▶ _Exercise requirements_
Find how many lines hold the word "보호자의". Give only the number.

Recorded data:
* * * *

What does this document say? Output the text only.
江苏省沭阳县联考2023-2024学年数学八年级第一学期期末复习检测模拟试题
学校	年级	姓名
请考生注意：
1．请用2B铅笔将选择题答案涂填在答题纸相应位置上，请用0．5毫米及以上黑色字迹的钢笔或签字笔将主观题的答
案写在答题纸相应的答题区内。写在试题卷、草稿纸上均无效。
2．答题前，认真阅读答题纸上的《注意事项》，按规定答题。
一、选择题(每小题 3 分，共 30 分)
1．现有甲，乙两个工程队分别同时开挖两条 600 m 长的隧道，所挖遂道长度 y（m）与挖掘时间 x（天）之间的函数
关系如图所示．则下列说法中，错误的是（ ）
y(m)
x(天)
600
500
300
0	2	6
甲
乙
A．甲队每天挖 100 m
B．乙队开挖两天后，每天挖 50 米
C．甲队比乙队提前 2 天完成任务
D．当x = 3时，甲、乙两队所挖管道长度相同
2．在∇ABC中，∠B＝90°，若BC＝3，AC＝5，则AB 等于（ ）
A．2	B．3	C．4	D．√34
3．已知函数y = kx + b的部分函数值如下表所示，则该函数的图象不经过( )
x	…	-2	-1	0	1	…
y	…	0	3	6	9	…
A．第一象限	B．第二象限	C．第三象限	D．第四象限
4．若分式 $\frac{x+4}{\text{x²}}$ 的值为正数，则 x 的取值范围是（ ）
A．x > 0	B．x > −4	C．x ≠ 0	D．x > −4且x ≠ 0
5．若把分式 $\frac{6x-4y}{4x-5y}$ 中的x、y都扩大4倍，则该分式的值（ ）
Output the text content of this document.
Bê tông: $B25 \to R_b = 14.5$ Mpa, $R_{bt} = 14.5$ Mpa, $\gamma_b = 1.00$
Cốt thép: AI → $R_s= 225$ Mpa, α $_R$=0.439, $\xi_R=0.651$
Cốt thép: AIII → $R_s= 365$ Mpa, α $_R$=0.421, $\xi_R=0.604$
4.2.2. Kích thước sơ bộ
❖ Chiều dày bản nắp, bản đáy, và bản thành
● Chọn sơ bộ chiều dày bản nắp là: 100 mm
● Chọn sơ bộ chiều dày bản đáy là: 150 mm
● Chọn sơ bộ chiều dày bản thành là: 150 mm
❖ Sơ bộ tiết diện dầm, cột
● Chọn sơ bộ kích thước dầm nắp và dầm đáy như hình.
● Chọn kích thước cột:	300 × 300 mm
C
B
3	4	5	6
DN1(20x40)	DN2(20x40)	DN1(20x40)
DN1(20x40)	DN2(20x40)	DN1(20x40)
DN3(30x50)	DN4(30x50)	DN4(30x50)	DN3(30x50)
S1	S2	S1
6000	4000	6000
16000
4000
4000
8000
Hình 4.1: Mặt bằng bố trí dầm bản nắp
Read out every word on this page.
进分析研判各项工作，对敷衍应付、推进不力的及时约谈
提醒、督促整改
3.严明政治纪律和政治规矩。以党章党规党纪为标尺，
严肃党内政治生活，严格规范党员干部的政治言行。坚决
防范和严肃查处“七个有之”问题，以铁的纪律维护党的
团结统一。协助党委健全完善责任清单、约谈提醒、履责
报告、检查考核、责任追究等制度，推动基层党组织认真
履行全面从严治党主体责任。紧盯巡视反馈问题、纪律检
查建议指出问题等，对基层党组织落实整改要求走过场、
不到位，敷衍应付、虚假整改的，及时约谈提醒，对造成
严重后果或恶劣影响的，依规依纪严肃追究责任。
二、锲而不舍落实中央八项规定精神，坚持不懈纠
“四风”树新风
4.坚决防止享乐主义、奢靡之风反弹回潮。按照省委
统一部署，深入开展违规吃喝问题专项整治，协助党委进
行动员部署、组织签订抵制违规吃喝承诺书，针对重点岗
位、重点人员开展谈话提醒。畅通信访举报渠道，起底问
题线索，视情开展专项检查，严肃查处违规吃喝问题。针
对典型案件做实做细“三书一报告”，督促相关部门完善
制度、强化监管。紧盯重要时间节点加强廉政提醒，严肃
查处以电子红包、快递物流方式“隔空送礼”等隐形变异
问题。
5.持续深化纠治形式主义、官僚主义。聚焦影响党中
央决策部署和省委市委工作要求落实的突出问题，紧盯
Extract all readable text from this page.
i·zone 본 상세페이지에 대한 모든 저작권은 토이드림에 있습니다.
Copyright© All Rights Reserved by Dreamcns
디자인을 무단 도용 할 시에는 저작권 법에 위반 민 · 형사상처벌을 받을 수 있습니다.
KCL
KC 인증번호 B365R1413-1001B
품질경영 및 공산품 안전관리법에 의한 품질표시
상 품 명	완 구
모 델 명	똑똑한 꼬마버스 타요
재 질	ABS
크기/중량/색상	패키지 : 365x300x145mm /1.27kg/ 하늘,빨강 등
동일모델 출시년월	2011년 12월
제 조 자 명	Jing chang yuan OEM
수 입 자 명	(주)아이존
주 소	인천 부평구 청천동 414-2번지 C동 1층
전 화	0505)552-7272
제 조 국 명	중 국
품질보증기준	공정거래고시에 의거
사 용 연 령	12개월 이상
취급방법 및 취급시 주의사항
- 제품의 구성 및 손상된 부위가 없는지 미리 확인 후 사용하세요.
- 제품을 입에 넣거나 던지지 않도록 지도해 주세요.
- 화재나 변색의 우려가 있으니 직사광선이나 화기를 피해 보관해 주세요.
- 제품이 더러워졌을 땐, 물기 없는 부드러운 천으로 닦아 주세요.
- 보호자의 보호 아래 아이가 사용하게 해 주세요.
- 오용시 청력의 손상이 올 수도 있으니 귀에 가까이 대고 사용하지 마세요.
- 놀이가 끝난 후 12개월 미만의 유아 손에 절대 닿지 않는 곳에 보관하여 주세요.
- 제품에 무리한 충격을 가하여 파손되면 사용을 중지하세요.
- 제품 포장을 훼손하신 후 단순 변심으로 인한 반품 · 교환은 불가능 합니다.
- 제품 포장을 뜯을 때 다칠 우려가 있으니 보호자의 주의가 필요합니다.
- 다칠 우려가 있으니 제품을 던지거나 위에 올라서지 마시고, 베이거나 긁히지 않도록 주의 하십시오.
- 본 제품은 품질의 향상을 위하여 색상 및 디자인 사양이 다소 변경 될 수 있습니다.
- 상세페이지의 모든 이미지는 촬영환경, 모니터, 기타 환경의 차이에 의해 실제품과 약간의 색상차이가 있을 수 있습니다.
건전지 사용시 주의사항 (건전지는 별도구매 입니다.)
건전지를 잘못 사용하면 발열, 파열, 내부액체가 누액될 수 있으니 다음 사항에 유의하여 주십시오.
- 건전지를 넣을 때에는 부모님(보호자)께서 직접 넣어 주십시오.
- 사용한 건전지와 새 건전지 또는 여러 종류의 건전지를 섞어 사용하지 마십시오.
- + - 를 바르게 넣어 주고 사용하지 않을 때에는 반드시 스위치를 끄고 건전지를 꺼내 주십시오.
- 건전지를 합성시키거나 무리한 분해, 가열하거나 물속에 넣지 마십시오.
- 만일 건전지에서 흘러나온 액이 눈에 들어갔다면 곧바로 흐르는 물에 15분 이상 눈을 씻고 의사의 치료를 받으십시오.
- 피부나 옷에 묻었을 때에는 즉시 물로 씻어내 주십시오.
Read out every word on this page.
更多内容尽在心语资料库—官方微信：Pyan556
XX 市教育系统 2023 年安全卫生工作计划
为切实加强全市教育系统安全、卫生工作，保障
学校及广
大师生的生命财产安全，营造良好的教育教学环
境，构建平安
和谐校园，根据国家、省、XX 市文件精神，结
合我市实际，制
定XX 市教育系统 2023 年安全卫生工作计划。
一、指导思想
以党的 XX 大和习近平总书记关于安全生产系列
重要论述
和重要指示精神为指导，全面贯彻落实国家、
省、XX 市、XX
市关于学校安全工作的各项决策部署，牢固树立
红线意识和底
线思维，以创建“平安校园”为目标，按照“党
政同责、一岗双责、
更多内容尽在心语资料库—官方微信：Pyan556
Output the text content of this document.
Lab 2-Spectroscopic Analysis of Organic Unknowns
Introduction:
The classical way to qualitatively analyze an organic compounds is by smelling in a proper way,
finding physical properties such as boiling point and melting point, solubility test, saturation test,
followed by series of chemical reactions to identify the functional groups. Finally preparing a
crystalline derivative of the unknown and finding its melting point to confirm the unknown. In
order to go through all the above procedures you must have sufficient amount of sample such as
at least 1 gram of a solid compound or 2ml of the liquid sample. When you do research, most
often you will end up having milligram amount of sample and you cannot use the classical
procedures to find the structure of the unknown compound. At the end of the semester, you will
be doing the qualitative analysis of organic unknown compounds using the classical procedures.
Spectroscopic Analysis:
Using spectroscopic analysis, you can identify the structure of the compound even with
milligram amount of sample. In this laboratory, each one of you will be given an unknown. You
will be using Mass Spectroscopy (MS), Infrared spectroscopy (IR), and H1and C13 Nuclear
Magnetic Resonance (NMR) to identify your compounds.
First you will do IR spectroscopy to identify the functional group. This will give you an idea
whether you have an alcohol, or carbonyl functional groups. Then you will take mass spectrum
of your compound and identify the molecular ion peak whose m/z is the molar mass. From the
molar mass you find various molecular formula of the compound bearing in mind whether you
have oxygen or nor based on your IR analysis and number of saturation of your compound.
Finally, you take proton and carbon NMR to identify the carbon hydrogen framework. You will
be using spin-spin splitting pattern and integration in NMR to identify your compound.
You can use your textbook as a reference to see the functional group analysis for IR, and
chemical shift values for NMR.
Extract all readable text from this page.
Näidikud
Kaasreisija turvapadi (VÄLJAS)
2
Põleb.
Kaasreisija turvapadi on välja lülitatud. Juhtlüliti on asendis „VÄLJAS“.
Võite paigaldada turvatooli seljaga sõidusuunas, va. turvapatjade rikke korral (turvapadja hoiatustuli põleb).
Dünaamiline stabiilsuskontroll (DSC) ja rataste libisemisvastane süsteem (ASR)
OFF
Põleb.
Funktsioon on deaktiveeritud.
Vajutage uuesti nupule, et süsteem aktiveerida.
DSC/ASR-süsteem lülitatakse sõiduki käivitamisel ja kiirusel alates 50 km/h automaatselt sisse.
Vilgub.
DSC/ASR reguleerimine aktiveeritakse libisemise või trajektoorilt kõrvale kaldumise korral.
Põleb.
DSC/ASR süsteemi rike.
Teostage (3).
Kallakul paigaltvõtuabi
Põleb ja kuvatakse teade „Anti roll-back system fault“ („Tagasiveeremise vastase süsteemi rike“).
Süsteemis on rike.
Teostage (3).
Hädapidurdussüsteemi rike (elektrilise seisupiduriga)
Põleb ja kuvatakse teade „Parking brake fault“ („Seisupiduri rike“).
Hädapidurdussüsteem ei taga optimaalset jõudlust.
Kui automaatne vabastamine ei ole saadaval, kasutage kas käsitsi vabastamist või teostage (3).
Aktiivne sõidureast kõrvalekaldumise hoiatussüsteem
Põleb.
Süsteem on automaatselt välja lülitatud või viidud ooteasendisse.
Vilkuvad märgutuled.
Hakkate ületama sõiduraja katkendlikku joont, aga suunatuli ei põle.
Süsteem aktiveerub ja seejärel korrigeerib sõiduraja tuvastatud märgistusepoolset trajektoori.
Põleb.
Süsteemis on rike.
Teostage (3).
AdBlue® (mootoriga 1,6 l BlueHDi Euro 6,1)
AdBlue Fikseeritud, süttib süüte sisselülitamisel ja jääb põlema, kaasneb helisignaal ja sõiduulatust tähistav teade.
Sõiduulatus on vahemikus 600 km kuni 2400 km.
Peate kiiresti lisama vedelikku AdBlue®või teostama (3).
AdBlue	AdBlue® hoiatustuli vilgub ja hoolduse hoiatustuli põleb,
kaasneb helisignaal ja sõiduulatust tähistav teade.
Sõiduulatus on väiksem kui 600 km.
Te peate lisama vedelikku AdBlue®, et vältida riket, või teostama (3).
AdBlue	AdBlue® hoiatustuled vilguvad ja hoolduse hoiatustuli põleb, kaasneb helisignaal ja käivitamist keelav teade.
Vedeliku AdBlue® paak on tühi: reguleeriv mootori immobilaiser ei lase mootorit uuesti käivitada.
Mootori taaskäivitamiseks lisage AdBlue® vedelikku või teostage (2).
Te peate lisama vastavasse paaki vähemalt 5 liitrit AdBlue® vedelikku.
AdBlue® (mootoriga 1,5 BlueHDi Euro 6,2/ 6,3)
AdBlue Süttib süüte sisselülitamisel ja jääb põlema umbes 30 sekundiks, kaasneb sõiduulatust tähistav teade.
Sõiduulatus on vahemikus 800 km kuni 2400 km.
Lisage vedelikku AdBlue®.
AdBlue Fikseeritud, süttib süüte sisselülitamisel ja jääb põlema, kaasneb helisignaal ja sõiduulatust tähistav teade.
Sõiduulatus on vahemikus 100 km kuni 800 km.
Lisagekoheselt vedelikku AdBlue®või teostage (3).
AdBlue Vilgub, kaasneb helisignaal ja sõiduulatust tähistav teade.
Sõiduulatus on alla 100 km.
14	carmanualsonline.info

* * * *

▶ _Result of the exercise_
2